Copy out all the records exactly.

__________

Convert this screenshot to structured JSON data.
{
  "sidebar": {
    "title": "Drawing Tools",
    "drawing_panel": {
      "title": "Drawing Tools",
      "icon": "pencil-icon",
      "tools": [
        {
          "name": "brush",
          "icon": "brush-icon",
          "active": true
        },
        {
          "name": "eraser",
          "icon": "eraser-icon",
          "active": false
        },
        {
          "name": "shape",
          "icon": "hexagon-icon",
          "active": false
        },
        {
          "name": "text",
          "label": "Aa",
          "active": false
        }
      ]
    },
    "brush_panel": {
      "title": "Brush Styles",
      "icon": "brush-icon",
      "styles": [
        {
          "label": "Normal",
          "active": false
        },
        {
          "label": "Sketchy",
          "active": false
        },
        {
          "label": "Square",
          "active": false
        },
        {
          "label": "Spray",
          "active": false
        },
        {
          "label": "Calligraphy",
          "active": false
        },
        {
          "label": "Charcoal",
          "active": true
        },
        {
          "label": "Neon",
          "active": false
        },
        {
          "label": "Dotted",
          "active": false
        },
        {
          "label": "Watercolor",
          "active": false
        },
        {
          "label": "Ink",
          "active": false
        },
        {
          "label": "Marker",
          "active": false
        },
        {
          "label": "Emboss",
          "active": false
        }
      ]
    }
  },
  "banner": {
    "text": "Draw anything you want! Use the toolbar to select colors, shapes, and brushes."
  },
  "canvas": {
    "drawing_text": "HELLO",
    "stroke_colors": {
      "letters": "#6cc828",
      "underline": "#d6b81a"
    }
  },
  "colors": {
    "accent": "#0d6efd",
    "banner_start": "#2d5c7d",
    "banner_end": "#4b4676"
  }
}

__________

ANSWER IN FULL.
Convert this screenshot to structured JSON data.
{
  "sidebar": {
    "title": "Drawing Tools",
    "drawing_panel": {
      "title": "Drawing Tools",
      "icon": "pencil-icon",
      "tools": [
        {
          "name": "brush",
          "icon": "brush-icon",
          "active": true
        },
        {
          "name": "eraser",
          "icon": "eraser-icon",
          "active": false
        },
        {
          "name": "shape",
          "icon": "hexagon-icon",
          "active": false
        },
        {
          "name": "text",
          "label": "Aa",
          "active": false
        }
      ]
    },
    "brush_panel": {
      "title": "Brush Styles",
      "icon": "brush-icon",
      "styles": [
        {
          "label": "Normal",
          "active": false
        },
        {
          "label": "Sketchy",
          "active": false
        },
        {
          "label": "Square",
          "active": false
        },
        {
          "label": "Spray",
          "active": false
        },
        {
          "label": "Calligraphy",
          "active": false
        },
        {
          "label": "Charcoal",
          "active": true
        },
        {
          "label": "Neon",
          "active": false
        },
        {
          "label": "Dotted",
          "active": false
        },
        {
          "label": "Watercolor",
          "active": false
        },
        {
          "label": "Ink",
          "active": false
        },
        {
          "label": "Marker",
          "active": false
        },
        {
          "label": "Emboss",
          "active": false
        }
      ]
    }
  },
  "banner": {
    "text": "Draw anything you want! Use the toolbar to select colors, shapes, and brushes."
  },
  "canvas": {
    "drawing_text": "HELLO",
    "stroke_colors": {
      "letters": "#6cc828",
      "underline": "#d6b81a"
    }
  },
  "colors": {
    "accent": "#0d6efd",
    "banner_start": "#2d5c7d",
    "banner_end": "#4b4676"
  }
}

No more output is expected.